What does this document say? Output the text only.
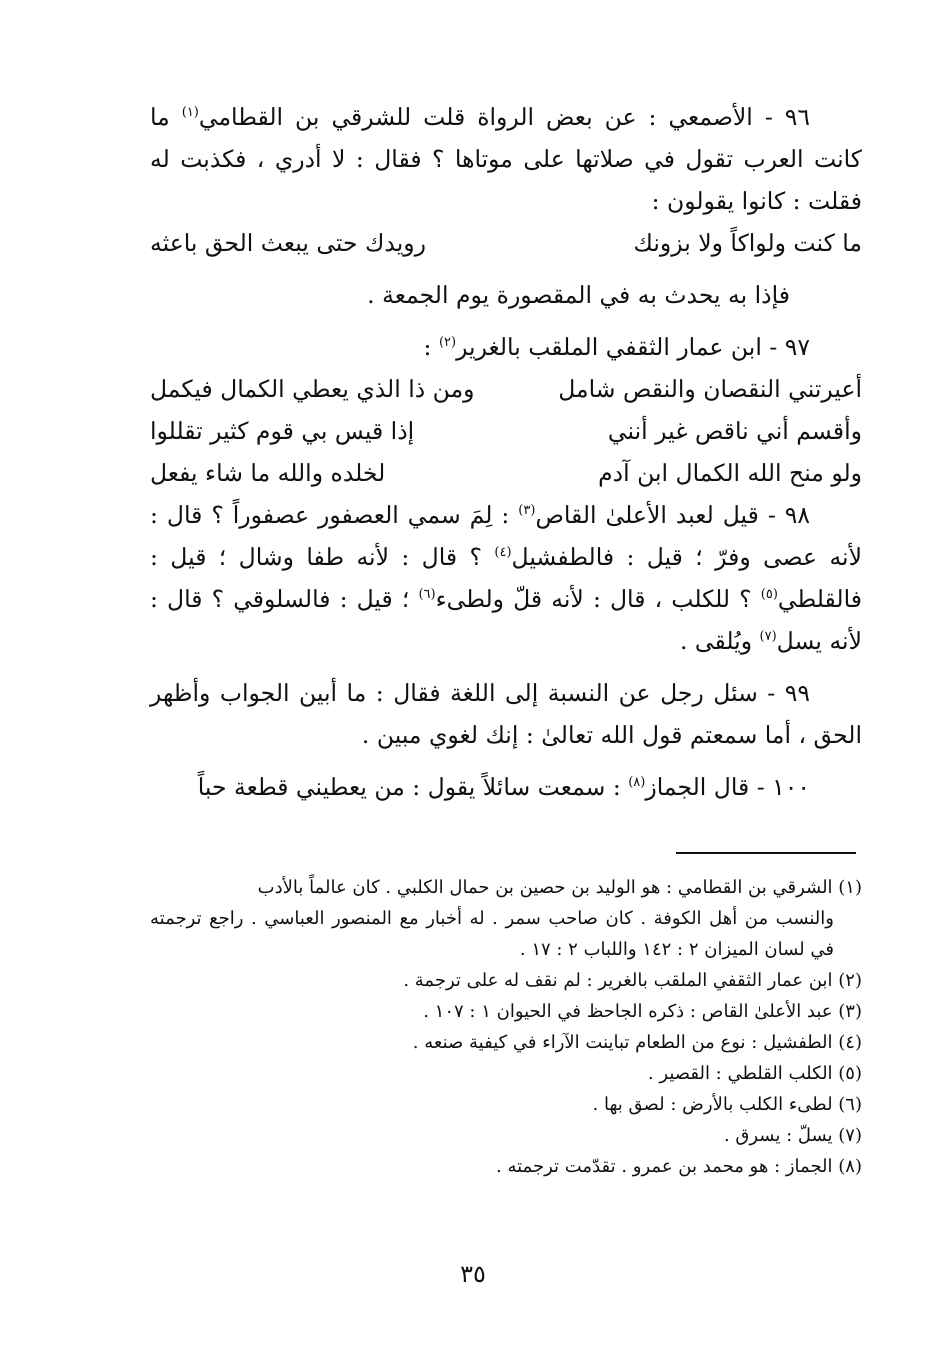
٩٦ - الأصمعي : عن بعض الرواة قلت للشرقي بن القطامي$^{(١)}$ ما كانت العرب تقول في صلاتها على موتاها ؟ فقال : لا أدري ، فكذبت له فقلت : كانوا يقولون :

ما كنت ولواكاً ولا بزونك
رويدك حتى يبعث الحق باعثه

فإذا به يحدث به في المقصورة يوم الجمعة .

٩٧ - ابن عمار الثقفي الملقب بالغرير$^{(٢)}$ :

أعيرتني النقصان والنقص شامل
ومن ذا الذي يعطي الكمال فيكمل
وأقسم أني ناقص غير أنني
إذا قيس بي قوم كثير تقللوا
ولو منح الله الكمال ابن آدم
لخلده والله ما شاء يفعل

٩٨ - قيل لعبد الأعلىٰ القاص$^{(٣)}$ : لِمَ سمي العصفور عصفوراً ؟ قال : لأنه عصى وفرّ ؛ قيل : فالطفشيل$^{(٤)}$ ؟ قال : لأنه طفا وشال ؛ قيل : فالقلطي$^{(٥)}$ ؟ للكلب ، قال : لأنه قلّ ولطىء$^{(٦)}$ ؛ قيل : فالسلوقي ؟ قال : لأنه يسل$^{(٧)}$ ويُلقى .

٩٩ - سئل رجل عن النسبة إلى اللغة فقال : ما أبين الجواب وأظهر الحق ، أما سمعتم قول الله تعالىٰ : إنك لغوي مبين .

١٠٠ - قال الجماز$^{(٨)}$ : سمعت سائلاً يقول : من يعطيني قطعة حباً

(١) الشرقي بن القطامي : هو الوليد بن حصين بن حمال الكلبي . كان عالماً بالأدب
والنسب من أهل الكوفة . كان صاحب سمر . له أخبار مع المنصور العباسي . راجع ترجمته في لسان الميزان ٢ : ١٤٢ واللباب ٢ : ١٧ .

(٢) ابن عمار الثقفي الملقب بالغرير : لم نقف له على ترجمة .

(٣) عبد الأعلىٰ القاص : ذكره الجاحظ في الحيوان ١ : ١٠٧ .

(٤) الطفشيل : نوع من الطعام تباينت الآراء في كيفية صنعه .

(٥) الكلب القلطي : القصير .

(٦) لطىء الكلب بالأرض : لصق بها .

(٧) يسلّ : يسرق .

(٨) الجماز : هو محمد بن عمرو . تقدّمت ترجمته .

٣٥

» Given task
Isolate each line of the listing above that includes "بالغرير". Copy it.

» Response to this exercise
٩٧ - ابن عمار الثقفي الملقب بالغرير$^{(٢)}$ :
(٢) ابن عمار الثقفي الملقب بالغرير : لم نقف له على ترجمة .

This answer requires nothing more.